Write out the material below again, unchanged.

RECORDS SUPPLIED start

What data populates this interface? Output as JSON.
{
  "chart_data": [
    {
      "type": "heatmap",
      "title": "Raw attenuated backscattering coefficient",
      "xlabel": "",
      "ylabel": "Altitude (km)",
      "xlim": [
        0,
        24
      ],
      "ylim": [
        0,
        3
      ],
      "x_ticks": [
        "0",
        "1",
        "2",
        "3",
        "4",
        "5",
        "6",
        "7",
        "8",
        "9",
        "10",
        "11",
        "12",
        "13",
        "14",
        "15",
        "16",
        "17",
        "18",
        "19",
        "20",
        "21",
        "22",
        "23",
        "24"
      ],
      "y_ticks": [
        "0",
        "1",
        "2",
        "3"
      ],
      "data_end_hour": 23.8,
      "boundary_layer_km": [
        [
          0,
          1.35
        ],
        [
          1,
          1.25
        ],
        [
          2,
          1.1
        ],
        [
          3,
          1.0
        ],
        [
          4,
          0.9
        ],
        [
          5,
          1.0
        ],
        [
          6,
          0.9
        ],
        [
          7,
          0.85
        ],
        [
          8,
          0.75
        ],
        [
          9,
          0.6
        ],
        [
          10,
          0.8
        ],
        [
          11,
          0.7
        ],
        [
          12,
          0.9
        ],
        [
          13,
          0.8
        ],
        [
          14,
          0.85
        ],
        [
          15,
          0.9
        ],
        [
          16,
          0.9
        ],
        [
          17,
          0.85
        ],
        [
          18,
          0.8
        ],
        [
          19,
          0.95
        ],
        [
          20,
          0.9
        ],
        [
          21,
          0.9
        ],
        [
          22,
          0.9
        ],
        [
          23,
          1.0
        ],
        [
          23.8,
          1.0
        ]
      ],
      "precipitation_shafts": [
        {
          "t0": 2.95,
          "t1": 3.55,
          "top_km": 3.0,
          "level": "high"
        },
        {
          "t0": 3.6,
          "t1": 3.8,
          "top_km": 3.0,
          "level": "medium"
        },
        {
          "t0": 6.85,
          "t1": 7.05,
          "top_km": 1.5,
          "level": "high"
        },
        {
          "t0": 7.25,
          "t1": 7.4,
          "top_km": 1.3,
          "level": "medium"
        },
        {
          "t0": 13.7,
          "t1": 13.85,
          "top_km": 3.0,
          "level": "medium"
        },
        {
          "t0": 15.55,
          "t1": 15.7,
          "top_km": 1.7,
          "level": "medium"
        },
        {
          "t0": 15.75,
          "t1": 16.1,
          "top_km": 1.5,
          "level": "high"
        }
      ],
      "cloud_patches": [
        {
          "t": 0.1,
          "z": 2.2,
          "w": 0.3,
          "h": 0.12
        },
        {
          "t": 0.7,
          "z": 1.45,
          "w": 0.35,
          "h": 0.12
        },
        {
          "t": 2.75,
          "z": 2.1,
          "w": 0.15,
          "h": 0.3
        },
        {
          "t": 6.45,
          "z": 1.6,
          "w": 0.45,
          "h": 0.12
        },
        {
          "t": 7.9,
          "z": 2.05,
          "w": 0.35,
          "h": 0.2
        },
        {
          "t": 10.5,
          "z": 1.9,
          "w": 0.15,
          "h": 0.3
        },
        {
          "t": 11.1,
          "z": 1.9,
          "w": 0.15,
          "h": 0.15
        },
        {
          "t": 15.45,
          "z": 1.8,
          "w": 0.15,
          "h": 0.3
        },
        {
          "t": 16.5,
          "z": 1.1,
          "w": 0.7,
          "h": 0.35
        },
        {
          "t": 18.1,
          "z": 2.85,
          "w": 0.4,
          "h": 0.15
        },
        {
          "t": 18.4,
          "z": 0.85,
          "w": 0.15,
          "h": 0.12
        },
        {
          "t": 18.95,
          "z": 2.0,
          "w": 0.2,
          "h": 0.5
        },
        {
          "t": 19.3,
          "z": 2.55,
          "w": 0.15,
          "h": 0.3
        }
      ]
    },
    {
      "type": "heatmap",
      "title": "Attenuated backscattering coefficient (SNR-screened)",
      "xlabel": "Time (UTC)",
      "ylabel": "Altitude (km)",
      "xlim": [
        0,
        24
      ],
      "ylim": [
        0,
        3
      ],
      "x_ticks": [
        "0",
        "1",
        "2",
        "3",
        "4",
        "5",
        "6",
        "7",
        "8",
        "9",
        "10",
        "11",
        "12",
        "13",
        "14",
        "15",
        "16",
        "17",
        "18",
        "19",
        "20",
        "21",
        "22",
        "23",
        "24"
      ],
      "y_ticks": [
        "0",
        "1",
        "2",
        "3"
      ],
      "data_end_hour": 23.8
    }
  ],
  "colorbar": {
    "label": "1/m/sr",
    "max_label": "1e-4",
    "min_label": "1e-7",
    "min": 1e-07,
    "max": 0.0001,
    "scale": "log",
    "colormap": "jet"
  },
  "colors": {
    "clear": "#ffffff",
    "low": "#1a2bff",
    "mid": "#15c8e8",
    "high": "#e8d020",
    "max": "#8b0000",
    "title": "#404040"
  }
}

RECORDS SUPPLIED end

ANSWER FOR THIS EXERCISE
What data populates this interface? Output as JSON.
{
  "chart_data": [
    {
      "type": "heatmap",
      "title": "Raw attenuated backscattering coefficient",
      "xlabel": "",
      "ylabel": "Altitude (km)",
      "xlim": [
        0,
        24
      ],
      "ylim": [
        0,
        3
      ],
      "x_ticks": [
        "0",
        "1",
        "2",
        "3",
        "4",
        "5",
        "6",
        "7",
        "8",
        "9",
        "10",
        "11",
        "12",
        "13",
        "14",
        "15",
        "16",
        "17",
        "18",
        "19",
        "20",
        "21",
        "22",
        "23",
        "24"
      ],
      "y_ticks": [
        "0",
        "1",
        "2",
        "3"
      ],
      "data_end_hour": 23.8,
      "boundary_layer_km": [
        [
          0,
          1.35
        ],
        [
          1,
          1.25
        ],
        [
          2,
          1.1
        ],
        [
          3,
          1.0
        ],
        [
          4,
          0.9
        ],
        [
          5,
          1.0
        ],
        [
          6,
          0.9
        ],
        [
          7,
          0.85
        ],
        [
          8,
          0.75
        ],
        [
          9,
          0.6
        ],
        [
          10,
          0.8
        ],
        [
          11,
          0.7
        ],
        [
          12,
          0.9
        ],
        [
          13,
          0.8
        ],
        [
          14,
          0.85
        ],
        [
          15,
          0.9
        ],
        [
          16,
          0.9
        ],
        [
          17,
          0.85
        ],
        [
          18,
          0.8
        ],
        [
          19,
          0.95
        ],
        [
          20,
          0.9
        ],
        [
          21,
          0.9
        ],
        [
          22,
          0.9
        ],
        [
          23,
          1.0
        ],
        [
          23.8,
          1.0
        ]
      ],
      "precipitation_shafts": [
        {
          "t0": 2.95,
          "t1": 3.55,
          "top_km": 3.0,
          "level": "high"
        },
        {
          "t0": 3.6,
          "t1": 3.8,
          "top_km": 3.0,
          "level": "medium"
        },
        {
          "t0": 6.85,
          "t1": 7.05,
          "top_km": 1.5,
          "level": "high"
        },
        {
          "t0": 7.25,
          "t1": 7.4,
          "top_km": 1.3,
          "level": "medium"
        },
        {
          "t0": 13.7,
          "t1": 13.85,
          "top_km": 3.0,
          "level": "medium"
        },
        {
          "t0": 15.55,
          "t1": 15.7,
          "top_km": 1.7,
          "level": "medium"
        },
        {
          "t0": 15.75,
          "t1": 16.1,
          "top_km": 1.5,
          "level": "high"
        }
      ],
      "cloud_patches": [
        {
          "t": 0.1,
          "z": 2.2,
          "w": 0.3,
          "h": 0.12
        },
        {
          "t": 0.7,
          "z": 1.45,
          "w": 0.35,
          "h": 0.12
        },
        {
          "t": 2.75,
          "z": 2.1,
          "w": 0.15,
          "h": 0.3
        },
        {
          "t": 6.45,
          "z": 1.6,
          "w": 0.45,
          "h": 0.12
        },
        {
          "t": 7.9,
          "z": 2.05,
          "w": 0.35,
          "h": 0.2
        },
        {
          "t": 10.5,
          "z": 1.9,
          "w": 0.15,
          "h": 0.3
        },
        {
          "t": 11.1,
          "z": 1.9,
          "w": 0.15,
          "h": 0.15
        },
        {
          "t": 15.45,
          "z": 1.8,
          "w": 0.15,
          "h": 0.3
        },
        {
          "t": 16.5,
          "z": 1.1,
          "w": 0.7,
          "h": 0.35
        },
        {
          "t": 18.1,
          "z": 2.85,
          "w": 0.4,
          "h": 0.15
        },
        {
          "t": 18.4,
          "z": 0.85,
          "w": 0.15,
          "h": 0.12
        },
        {
          "t": 18.95,
          "z": 2.0,
          "w": 0.2,
          "h": 0.5
        },
        {
          "t": 19.3,
          "z": 2.55,
          "w": 0.15,
          "h": 0.3
        }
      ]
    },
    {
      "type": "heatmap",
      "title": "Attenuated backscattering coefficient (SNR-screened)",
      "xlabel": "Time (UTC)",
      "ylabel": "Altitude (km)",
      "xlim": [
        0,
        24
      ],
      "ylim": [
        0,
        3
      ],
      "x_ticks": [
        "0",
        "1",
        "2",
        "3",
        "4",
        "5",
        "6",
        "7",
        "8",
        "9",
        "10",
        "11",
        "12",
        "13",
        "14",
        "15",
        "16",
        "17",
        "18",
        "19",
        "20",
        "21",
        "22",
        "23",
        "24"
      ],
      "y_ticks": [
        "0",
        "1",
        "2",
        "3"
      ],
      "data_end_hour": 23.8
    }
  ],
  "colorbar": {
    "label": "1/m/sr",
    "max_label": "1e-4",
    "min_label": "1e-7",
    "min": 1e-07,
    "max": 0.0001,
    "scale": "log",
    "colormap": "jet"
  },
  "colors": {
    "clear": "#ffffff",
    "low": "#1a2bff",
    "mid": "#15c8e8",
    "high": "#e8d020",
    "max": "#8b0000",
    "title": "#404040"
  }
}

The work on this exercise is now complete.